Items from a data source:
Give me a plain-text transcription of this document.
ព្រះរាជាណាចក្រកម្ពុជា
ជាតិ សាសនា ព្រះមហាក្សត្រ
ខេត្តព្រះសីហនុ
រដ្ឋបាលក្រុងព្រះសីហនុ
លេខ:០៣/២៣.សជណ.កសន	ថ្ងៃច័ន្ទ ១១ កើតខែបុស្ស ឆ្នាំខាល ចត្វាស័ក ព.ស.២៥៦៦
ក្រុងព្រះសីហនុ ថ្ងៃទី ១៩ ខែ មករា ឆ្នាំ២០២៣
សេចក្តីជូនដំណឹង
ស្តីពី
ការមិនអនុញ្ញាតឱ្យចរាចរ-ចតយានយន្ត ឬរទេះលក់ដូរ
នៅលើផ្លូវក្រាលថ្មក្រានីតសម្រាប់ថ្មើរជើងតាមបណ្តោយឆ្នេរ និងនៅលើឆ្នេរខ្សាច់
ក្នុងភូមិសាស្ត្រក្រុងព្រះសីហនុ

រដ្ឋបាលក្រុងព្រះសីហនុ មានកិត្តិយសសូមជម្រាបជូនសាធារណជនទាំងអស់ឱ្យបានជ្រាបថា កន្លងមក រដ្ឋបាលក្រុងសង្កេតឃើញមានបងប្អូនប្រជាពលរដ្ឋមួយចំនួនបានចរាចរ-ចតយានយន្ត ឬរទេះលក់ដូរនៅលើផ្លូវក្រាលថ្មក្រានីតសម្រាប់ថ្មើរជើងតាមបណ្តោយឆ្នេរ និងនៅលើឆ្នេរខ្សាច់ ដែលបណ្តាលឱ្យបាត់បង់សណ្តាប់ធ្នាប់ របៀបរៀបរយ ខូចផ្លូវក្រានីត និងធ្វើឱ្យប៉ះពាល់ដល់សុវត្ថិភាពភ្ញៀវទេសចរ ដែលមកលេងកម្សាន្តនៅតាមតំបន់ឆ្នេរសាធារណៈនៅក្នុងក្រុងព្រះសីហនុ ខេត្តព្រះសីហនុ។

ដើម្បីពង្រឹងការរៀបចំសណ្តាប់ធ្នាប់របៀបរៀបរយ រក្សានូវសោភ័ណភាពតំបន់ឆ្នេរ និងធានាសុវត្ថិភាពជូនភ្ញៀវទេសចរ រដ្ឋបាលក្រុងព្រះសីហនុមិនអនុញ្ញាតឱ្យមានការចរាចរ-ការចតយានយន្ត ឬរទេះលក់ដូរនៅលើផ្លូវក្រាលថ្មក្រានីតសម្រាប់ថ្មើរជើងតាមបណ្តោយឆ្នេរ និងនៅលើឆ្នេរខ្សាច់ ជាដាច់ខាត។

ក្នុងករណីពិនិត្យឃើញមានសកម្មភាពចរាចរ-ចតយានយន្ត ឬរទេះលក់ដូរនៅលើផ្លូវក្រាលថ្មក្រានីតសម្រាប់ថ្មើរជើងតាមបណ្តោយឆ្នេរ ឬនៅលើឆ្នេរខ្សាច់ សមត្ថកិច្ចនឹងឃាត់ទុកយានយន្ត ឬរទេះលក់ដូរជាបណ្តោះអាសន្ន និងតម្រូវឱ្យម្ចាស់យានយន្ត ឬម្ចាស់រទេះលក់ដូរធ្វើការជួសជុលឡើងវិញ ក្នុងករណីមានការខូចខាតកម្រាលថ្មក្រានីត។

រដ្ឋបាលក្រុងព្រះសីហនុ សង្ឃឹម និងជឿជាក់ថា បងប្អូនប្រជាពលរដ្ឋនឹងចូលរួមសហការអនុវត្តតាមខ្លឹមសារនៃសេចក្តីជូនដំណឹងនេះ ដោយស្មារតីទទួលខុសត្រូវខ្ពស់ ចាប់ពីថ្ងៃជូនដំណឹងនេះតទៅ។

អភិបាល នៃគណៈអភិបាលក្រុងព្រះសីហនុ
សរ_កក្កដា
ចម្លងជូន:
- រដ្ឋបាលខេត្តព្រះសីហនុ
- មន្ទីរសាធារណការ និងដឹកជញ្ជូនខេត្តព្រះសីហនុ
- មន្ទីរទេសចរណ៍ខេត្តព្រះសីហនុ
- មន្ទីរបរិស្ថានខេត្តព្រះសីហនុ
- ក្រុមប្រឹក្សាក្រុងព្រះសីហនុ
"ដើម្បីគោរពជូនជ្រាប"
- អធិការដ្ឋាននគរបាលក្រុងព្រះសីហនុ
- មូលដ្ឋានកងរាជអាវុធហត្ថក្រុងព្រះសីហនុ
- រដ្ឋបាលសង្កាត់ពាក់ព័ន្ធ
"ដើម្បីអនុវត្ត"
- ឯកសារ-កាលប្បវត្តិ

* **DIRECTIONS FOR THIS TASK**
Go through the records above and retype each one exactly.

* **COMPLETED EXERCISE**
Give me a plain-text transcription of this document.
ព្រះរាជាណាចក្រកម្ពុជា
ជាតិ សាសនា ព្រះមហាក្សត្រ
ខេត្តព្រះសីហនុ
រដ្ឋបាលក្រុងព្រះសីហនុ
លេខ:០៣/២៣.សជណ.កសន	ថ្ងៃច័ន្ទ ១១ កើតខែបុស្ស ឆ្នាំខាល ចត្វាស័ក ព.ស.២៥៦៦
ក្រុងព្រះសីហនុ ថ្ងៃទី ១៩ ខែ មករា ឆ្នាំ២០២៣
សេចក្តីជូនដំណឹង
ស្តីពី
ការមិនអនុញ្ញាតឱ្យចរាចរ-ចតយានយន្ត ឬរទេះលក់ដូរ
នៅលើផ្លូវក្រាលថ្មក្រានីតសម្រាប់ថ្មើរជើងតាមបណ្តោយឆ្នេរ និងនៅលើឆ្នេរខ្សាច់
ក្នុងភូមិសាស្ត្រក្រុងព្រះសីហនុ

រដ្ឋបាលក្រុងព្រះសីហនុ មានកិត្តិយសសូមជម្រាបជូនសាធារណជនទាំងអស់ឱ្យបានជ្រាបថា កន្លងមក រដ្ឋបាលក្រុងសង្កេតឃើញមានបងប្អូនប្រជាពលរដ្ឋមួយចំនួនបានចរាចរ-ចតយានយន្ត ឬរទេះលក់ដូរនៅលើផ្លូវក្រាលថ្មក្រានីតសម្រាប់ថ្មើរជើងតាមបណ្តោយឆ្នេរ និងនៅលើឆ្នេរខ្សាច់ ដែលបណ្តាលឱ្យបាត់បង់សណ្តាប់ធ្នាប់ របៀបរៀបរយ ខូចផ្លូវក្រានីត និងធ្វើឱ្យប៉ះពាល់ដល់សុវត្ថិភាពភ្ញៀវទេសចរ ដែលមកលេងកម្សាន្តនៅតាមតំបន់ឆ្នេរសាធារណៈនៅក្នុងក្រុងព្រះសីហនុ ខេត្តព្រះសីហនុ។

ដើម្បីពង្រឹងការរៀបចំសណ្តាប់ធ្នាប់របៀបរៀបរយ រក្សានូវសោភ័ណភាពតំបន់ឆ្នេរ និងធានាសុវត្ថិភាពជូនភ្ញៀវទេសចរ រដ្ឋបាលក្រុងព្រះសីហនុមិនអនុញ្ញាតឱ្យមានការចរាចរ-ការចតយានយន្ត ឬរទេះលក់ដូរនៅលើផ្លូវក្រាលថ្មក្រានីតសម្រាប់ថ្មើរជើងតាមបណ្តោយឆ្នេរ និងនៅលើឆ្នេរខ្សាច់ ជាដាច់ខាត។

ក្នុងករណីពិនិត្យឃើញមានសកម្មភាពចរាចរ-ចតយានយន្ត ឬរទេះលក់ដូរនៅលើផ្លូវក្រាលថ្មក្រានីតសម្រាប់ថ្មើរជើងតាមបណ្តោយឆ្នេរ ឬនៅលើឆ្នេរខ្សាច់ សមត្ថកិច្ចនឹងឃាត់ទុកយានយន្ត ឬរទេះលក់ដូរជាបណ្តោះអាសន្ន និងតម្រូវឱ្យម្ចាស់យានយន្ត ឬម្ចាស់រទេះលក់ដូរធ្វើការជួសជុលឡើងវិញ ក្នុងករណីមានការខូចខាតកម្រាលថ្មក្រានីត។

រដ្ឋបាលក្រុងព្រះសីហនុ សង្ឃឹម និងជឿជាក់ថា បងប្អូនប្រជាពលរដ្ឋនឹងចូលរួមសហការអនុវត្តតាមខ្លឹមសារនៃសេចក្តីជូនដំណឹងនេះ ដោយស្មារតីទទួលខុសត្រូវខ្ពស់ ចាប់ពីថ្ងៃជូនដំណឹងនេះតទៅ។

អភិបាល នៃគណៈអភិបាលក្រុងព្រះសីហនុ
សរ_កក្កដា
ចម្លងជូន:
- រដ្ឋបាលខេត្តព្រះសីហនុ
- មន្ទីរសាធារណការ និងដឹកជញ្ជូនខេត្តព្រះសីហនុ
- មន្ទីរទេសចរណ៍ខេត្តព្រះសីហនុ
- មន្ទីរបរិស្ថានខេត្តព្រះសីហនុ
- ក្រុមប្រឹក្សាក្រុងព្រះសីហនុ
"ដើម្បីគោរពជូនជ្រាប"
- អធិការដ្ឋាននគរបាលក្រុងព្រះសីហនុ
- មូលដ្ឋានកងរាជអាវុធហត្ថក្រុងព្រះសីហនុ
- រដ្ឋបាលសង្កាត់ពាក់ព័ន្ធ
"ដើម្បីអនុវត្ត"
- ឯកសារ-កាលប្បវត្តិ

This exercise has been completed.